Exercise requirements:
Repeat the data verbatim.

Raw data:
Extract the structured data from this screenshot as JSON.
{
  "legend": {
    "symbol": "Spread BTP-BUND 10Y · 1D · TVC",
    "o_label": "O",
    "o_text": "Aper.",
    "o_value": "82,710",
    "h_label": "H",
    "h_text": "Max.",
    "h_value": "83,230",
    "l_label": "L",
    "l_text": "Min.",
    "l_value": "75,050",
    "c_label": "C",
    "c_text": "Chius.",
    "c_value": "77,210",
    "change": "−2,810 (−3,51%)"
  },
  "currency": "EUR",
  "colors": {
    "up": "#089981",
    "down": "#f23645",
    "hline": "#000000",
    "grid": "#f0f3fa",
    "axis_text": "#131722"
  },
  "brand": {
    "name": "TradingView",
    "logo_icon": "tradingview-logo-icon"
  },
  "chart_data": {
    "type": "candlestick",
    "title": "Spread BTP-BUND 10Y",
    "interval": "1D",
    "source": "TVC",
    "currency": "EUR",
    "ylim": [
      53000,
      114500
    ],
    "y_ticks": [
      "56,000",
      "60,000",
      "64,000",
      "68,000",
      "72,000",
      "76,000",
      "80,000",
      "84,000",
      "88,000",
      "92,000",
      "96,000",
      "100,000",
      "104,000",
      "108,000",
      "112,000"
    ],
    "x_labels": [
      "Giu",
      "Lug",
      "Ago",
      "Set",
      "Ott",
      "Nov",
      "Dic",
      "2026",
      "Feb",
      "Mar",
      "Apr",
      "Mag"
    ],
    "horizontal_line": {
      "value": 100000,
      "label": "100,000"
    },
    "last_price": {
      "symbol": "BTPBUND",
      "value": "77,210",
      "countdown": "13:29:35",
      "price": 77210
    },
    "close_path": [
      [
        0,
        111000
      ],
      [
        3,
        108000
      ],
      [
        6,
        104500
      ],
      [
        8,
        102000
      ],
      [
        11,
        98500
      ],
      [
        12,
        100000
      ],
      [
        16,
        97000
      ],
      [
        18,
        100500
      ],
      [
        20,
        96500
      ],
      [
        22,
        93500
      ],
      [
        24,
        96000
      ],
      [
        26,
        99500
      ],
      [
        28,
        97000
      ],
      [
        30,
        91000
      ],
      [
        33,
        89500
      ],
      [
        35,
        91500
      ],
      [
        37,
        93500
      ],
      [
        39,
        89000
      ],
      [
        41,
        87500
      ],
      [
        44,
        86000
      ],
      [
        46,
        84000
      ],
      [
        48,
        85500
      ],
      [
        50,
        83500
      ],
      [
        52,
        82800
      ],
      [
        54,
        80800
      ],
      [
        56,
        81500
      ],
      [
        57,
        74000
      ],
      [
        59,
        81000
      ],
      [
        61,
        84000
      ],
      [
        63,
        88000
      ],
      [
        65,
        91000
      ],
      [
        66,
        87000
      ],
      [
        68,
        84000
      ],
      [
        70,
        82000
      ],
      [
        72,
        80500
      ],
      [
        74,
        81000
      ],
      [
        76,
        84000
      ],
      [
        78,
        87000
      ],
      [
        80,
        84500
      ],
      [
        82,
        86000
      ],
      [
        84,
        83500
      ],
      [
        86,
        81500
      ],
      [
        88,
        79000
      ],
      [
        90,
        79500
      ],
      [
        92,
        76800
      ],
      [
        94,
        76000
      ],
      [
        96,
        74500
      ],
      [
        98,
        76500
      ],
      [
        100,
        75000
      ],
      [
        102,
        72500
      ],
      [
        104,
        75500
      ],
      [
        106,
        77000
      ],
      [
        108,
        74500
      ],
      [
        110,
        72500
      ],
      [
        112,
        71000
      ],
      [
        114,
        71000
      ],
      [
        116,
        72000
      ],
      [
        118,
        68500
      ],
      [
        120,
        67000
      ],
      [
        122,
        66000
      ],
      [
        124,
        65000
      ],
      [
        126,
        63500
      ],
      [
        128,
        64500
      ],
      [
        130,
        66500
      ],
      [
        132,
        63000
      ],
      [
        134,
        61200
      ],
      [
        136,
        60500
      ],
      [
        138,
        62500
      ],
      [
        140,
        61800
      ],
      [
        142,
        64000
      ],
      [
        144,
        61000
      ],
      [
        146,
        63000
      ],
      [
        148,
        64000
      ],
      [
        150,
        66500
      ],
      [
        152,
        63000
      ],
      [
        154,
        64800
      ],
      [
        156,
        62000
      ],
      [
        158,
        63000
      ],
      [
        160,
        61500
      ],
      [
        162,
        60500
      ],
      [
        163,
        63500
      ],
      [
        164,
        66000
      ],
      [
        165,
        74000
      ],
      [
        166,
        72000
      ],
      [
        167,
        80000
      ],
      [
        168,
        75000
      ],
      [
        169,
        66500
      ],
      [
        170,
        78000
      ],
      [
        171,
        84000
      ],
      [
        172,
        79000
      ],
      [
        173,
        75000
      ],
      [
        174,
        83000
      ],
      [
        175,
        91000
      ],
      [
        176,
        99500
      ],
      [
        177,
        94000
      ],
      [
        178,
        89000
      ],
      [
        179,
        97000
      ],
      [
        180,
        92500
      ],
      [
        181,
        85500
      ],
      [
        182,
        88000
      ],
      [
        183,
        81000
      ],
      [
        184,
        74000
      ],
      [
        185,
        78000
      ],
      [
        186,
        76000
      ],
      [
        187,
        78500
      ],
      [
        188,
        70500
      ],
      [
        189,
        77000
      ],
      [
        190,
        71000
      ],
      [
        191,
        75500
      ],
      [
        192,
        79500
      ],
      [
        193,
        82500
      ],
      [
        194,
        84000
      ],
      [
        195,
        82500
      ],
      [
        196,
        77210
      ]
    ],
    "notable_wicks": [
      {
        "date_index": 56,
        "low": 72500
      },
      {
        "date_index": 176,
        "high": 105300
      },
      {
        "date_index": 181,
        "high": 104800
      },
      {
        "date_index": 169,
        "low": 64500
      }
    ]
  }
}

Right answer:
Extract the structured data from this screenshot as JSON.
{
  "legend": {
    "symbol": "Spread BTP-BUND 10Y · 1D · TVC",
    "o_label": "O",
    "o_text": "Aper.",
    "o_value": "82,710",
    "h_label": "H",
    "h_text": "Max.",
    "h_value": "83,230",
    "l_label": "L",
    "l_text": "Min.",
    "l_value": "75,050",
    "c_label": "C",
    "c_text": "Chius.",
    "c_value": "77,210",
    "change": "−2,810 (−3,51%)"
  },
  "currency": "EUR",
  "colors": {
    "up": "#089981",
    "down": "#f23645",
    "hline": "#000000",
    "grid": "#f0f3fa",
    "axis_text": "#131722"
  },
  "brand": {
    "name": "TradingView",
    "logo_icon": "tradingview-logo-icon"
  },
  "chart_data": {
    "type": "candlestick",
    "title": "Spread BTP-BUND 10Y",
    "interval": "1D",
    "source": "TVC",
    "currency": "EUR",
    "ylim": [
      53000,
      114500
    ],
    "y_ticks": [
      "56,000",
      "60,000",
      "64,000",
      "68,000",
      "72,000",
      "76,000",
      "80,000",
      "84,000",
      "88,000",
      "92,000",
      "96,000",
      "100,000",
      "104,000",
      "108,000",
      "112,000"
    ],
    "x_labels": [
      "Giu",
      "Lug",
      "Ago",
      "Set",
      "Ott",
      "Nov",
      "Dic",
      "2026",
      "Feb",
      "Mar",
      "Apr",
      "Mag"
    ],
    "horizontal_line": {
      "value": 100000,
      "label": "100,000"
    },
    "last_price": {
      "symbol": "BTPBUND",
      "value": "77,210",
      "countdown": "13:29:35",
      "price": 77210
    },
    "close_path": [
      [
        0,
        111000
      ],
      [
        3,
        108000
      ],
      [
        6,
        104500
      ],
      [
        8,
        102000
      ],
      [
        11,
        98500
      ],
      [
        12,
        100000
      ],
      [
        16,
        97000
      ],
      [
        18,
        100500
      ],
      [
        20,
        96500
      ],
      [
        22,
        93500
      ],
      [
        24,
        96000
      ],
      [
        26,
        99500
      ],
      [
        28,
        97000
      ],
      [
        30,
        91000
      ],
      [
        33,
        89500
      ],
      [
        35,
        91500
      ],
      [
        37,
        93500
      ],
      [
        39,
        89000
      ],
      [
        41,
        87500
      ],
      [
        44,
        86000
      ],
      [
        46,
        84000
      ],
      [
        48,
        85500
      ],
      [
        50,
        83500
      ],
      [
        52,
        82800
      ],
      [
        54,
        80800
      ],
      [
        56,
        81500
      ],
      [
        57,
        74000
      ],
      [
        59,
        81000
      ],
      [
        61,
        84000
      ],
      [
        63,
        88000
      ],
      [
        65,
        91000
      ],
      [
        66,
        87000
      ],
      [
        68,
        84000
      ],
      [
        70,
        82000
      ],
      [
        72,
        80500
      ],
      [
        74,
        81000
      ],
      [
        76,
        84000
      ],
      [
        78,
        87000
      ],
      [
        80,
        84500
      ],
      [
        82,
        86000
      ],
      [
        84,
        83500
      ],
      [
        86,
        81500
      ],
      [
        88,
        79000
      ],
      [
        90,
        79500
      ],
      [
        92,
        76800
      ],
      [
        94,
        76000
      ],
      [
        96,
        74500
      ],
      [
        98,
        76500
      ],
      [
        100,
        75000
      ],
      [
        102,
        72500
      ],
      [
        104,
        75500
      ],
      [
        106,
        77000
      ],
      [
        108,
        74500
      ],
      [
        110,
        72500
      ],
      [
        112,
        71000
      ],
      [
        114,
        71000
      ],
      [
        116,
        72000
      ],
      [
        118,
        68500
      ],
      [
        120,
        67000
      ],
      [
        122,
        66000
      ],
      [
        124,
        65000
      ],
      [
        126,
        63500
      ],
      [
        128,
        64500
      ],
      [
        130,
        66500
      ],
      [
        132,
        63000
      ],
      [
        134,
        61200
      ],
      [
        136,
        60500
      ],
      [
        138,
        62500
      ],
      [
        140,
        61800
      ],
      [
        142,
        64000
      ],
      [
        144,
        61000
      ],
      [
        146,
        63000
      ],
      [
        148,
        64000
      ],
      [
        150,
        66500
      ],
      [
        152,
        63000
      ],
      [
        154,
        64800
      ],
      [
        156,
        62000
      ],
      [
        158,
        63000
      ],
      [
        160,
        61500
      ],
      [
        162,
        60500
      ],
      [
        163,
        63500
      ],
      [
        164,
        66000
      ],
      [
        165,
        74000
      ],
      [
        166,
        72000
      ],
      [
        167,
        80000
      ],
      [
        168,
        75000
      ],
      [
        169,
        66500
      ],
      [
        170,
        78000
      ],
      [
        171,
        84000
      ],
      [
        172,
        79000
      ],
      [
        173,
        75000
      ],
      [
        174,
        83000
      ],
      [
        175,
        91000
      ],
      [
        176,
        99500
      ],
      [
        177,
        94000
      ],
      [
        178,
        89000
      ],
      [
        179,
        97000
      ],
      [
        180,
        92500
      ],
      [
        181,
        85500
      ],
      [
        182,
        88000
      ],
      [
        183,
        81000
      ],
      [
        184,
        74000
      ],
      [
        185,
        78000
      ],
      [
        186,
        76000
      ],
      [
        187,
        78500
      ],
      [
        188,
        70500
      ],
      [
        189,
        77000
      ],
      [
        190,
        71000
      ],
      [
        191,
        75500
      ],
      [
        192,
        79500
      ],
      [
        193,
        82500
      ],
      [
        194,
        84000
      ],
      [
        195,
        82500
      ],
      [
        196,
        77210
      ]
    ],
    "notable_wicks": [
      {
        "date_index": 56,
        "low": 72500
      },
      {
        "date_index": 176,
        "high": 105300
      },
      {
        "date_index": 181,
        "high": 104800
      },
      {
        "date_index": 169,
        "low": 64500
      }
    ]
  }
}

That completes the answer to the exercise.